CHALLENGE: Search the data below for the string "ylabel". Extract every line that contains it.

DATA ROWS:
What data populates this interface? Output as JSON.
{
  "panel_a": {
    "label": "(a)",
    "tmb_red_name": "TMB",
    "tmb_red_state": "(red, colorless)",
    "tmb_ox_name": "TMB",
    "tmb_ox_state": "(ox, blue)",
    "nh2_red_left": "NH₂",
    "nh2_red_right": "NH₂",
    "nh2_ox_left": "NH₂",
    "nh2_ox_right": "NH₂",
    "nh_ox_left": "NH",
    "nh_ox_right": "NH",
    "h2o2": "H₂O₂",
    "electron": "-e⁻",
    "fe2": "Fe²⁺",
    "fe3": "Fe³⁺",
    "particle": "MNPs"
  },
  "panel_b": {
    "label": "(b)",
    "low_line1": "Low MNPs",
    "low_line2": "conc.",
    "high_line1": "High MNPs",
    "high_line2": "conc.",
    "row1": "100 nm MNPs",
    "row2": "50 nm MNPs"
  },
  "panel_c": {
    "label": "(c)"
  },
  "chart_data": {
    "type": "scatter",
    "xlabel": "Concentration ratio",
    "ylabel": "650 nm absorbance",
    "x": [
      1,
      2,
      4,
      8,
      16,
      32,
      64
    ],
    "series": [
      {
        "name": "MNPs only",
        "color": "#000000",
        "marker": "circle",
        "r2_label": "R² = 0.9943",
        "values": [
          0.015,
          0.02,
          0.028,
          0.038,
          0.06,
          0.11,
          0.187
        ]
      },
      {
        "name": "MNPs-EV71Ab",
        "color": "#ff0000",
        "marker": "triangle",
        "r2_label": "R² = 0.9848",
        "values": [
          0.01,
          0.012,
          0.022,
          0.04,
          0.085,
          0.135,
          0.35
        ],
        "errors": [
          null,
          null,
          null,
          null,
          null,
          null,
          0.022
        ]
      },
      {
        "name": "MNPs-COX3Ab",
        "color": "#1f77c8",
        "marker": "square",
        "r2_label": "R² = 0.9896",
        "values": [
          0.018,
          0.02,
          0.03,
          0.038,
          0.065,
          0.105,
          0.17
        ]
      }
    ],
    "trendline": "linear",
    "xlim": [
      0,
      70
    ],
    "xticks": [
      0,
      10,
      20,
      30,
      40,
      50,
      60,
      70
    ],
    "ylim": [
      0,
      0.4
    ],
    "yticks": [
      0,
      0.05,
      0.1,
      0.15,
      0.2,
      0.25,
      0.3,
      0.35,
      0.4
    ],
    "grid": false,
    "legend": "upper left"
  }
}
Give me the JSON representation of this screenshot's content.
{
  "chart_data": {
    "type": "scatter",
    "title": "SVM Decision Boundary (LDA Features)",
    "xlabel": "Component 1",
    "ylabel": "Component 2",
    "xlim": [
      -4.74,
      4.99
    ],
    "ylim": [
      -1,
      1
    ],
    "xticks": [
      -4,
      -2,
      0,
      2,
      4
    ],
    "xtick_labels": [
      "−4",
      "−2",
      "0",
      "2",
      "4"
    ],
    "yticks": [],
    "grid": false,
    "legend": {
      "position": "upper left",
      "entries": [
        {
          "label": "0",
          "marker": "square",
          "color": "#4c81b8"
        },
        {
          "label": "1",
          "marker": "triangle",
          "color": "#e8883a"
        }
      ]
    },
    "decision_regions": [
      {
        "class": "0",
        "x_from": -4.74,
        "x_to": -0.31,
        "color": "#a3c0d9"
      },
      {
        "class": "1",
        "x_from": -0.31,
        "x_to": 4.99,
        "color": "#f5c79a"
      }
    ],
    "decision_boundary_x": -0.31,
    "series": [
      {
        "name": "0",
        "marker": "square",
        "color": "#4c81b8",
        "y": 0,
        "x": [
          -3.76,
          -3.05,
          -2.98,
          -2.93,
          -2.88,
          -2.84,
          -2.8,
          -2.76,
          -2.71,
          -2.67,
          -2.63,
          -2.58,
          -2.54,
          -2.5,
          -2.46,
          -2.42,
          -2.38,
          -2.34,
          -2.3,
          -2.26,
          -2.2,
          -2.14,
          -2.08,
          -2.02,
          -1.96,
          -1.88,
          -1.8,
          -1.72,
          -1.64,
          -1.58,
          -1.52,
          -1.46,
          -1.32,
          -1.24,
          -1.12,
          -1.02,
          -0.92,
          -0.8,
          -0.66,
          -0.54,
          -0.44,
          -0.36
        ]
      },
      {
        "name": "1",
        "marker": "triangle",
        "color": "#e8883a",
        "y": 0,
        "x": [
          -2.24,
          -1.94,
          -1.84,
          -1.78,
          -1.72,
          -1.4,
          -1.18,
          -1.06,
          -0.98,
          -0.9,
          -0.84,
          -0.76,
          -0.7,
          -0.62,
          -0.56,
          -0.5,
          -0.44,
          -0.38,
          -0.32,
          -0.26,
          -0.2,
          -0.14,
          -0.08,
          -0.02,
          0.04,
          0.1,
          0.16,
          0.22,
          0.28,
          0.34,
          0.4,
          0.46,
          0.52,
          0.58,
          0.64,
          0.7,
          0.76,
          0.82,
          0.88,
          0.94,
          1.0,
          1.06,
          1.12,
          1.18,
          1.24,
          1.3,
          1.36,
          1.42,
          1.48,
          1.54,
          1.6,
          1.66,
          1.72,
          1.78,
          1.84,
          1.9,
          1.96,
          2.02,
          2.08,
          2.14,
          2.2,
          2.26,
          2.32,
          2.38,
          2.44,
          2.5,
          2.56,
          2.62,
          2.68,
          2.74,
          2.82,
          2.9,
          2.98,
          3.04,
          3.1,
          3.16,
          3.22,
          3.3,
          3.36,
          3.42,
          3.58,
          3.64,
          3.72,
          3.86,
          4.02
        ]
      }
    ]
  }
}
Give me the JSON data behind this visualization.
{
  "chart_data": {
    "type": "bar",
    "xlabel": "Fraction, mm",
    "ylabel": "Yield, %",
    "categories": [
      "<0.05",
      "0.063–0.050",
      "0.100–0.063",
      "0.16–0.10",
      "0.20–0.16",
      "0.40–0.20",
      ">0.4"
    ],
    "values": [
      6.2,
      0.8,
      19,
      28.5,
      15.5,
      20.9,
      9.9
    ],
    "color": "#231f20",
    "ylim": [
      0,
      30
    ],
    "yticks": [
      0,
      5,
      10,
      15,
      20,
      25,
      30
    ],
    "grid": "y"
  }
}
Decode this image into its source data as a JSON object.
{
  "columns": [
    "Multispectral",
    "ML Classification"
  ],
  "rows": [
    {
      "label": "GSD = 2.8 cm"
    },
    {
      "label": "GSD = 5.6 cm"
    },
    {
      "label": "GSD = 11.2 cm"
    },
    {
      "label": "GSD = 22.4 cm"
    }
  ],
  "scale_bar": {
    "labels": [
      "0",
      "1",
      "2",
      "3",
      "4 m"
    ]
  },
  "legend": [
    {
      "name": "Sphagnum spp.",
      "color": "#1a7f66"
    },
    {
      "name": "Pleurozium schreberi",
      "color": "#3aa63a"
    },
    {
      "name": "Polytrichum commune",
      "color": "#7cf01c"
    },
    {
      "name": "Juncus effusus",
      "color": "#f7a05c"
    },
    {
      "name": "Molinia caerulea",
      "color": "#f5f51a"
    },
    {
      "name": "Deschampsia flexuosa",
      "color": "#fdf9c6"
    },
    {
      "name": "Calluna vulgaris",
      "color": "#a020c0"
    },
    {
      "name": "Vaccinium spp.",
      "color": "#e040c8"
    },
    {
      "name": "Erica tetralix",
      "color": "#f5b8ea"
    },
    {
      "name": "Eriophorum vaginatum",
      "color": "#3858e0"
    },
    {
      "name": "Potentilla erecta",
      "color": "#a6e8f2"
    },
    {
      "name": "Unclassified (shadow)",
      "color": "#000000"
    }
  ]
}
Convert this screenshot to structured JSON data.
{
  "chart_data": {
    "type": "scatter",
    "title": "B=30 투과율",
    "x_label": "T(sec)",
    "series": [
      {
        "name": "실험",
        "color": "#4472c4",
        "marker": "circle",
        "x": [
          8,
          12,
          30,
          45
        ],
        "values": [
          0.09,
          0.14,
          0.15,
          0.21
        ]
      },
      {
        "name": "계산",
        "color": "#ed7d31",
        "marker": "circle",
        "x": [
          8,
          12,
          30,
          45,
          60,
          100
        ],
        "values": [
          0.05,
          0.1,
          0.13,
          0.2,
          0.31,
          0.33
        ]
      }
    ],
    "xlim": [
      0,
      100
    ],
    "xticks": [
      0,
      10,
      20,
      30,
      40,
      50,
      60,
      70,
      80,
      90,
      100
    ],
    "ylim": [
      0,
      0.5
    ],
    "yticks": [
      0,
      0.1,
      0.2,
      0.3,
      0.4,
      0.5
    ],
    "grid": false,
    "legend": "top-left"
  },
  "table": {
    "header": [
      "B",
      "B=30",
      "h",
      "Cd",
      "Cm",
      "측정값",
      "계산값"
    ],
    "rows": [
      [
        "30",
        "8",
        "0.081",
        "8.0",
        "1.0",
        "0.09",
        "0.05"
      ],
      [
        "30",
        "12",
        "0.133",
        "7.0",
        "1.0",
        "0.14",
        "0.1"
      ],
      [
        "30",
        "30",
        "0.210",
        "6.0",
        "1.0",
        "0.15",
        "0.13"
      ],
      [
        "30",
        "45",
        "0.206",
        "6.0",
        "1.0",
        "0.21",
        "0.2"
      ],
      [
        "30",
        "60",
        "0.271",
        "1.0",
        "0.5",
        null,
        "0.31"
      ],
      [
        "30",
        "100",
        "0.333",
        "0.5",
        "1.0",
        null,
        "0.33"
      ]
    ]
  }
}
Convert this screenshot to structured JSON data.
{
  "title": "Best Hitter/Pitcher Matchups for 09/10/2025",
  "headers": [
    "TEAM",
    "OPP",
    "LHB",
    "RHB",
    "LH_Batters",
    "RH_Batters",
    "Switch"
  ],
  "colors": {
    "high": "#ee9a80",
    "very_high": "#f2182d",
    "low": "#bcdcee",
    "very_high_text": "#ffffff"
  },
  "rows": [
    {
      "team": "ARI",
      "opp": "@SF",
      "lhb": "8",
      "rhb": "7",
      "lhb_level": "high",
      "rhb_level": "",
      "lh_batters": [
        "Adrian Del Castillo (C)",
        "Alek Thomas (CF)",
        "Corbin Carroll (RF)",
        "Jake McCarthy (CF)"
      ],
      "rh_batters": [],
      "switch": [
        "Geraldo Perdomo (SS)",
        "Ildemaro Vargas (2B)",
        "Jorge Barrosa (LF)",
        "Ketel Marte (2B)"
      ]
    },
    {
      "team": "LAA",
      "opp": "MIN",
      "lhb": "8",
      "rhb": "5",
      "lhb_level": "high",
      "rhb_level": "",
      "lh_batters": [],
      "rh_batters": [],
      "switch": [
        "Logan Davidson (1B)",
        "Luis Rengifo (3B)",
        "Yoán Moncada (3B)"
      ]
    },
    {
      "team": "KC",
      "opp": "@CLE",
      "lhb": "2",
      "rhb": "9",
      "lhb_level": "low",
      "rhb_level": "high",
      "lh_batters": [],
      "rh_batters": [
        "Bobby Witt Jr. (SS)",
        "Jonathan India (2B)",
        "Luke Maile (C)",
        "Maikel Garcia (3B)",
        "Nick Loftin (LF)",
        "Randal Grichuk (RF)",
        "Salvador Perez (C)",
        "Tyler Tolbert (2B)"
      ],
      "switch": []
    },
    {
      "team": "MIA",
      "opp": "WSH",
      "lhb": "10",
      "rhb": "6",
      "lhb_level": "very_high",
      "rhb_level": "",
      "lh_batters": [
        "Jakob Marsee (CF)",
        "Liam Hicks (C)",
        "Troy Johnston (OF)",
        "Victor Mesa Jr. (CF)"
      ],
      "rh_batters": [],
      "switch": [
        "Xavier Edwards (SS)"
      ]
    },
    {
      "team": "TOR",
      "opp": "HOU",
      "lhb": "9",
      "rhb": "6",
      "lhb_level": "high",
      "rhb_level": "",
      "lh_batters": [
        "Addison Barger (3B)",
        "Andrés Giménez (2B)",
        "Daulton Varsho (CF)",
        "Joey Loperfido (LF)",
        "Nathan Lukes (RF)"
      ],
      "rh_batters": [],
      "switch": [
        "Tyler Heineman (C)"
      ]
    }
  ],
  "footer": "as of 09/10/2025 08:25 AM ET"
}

SOLUTION:
    "ylabel": "650 nm absorbance",
    "ylabel": "Component 2",
    "ylabel": "Yield, %",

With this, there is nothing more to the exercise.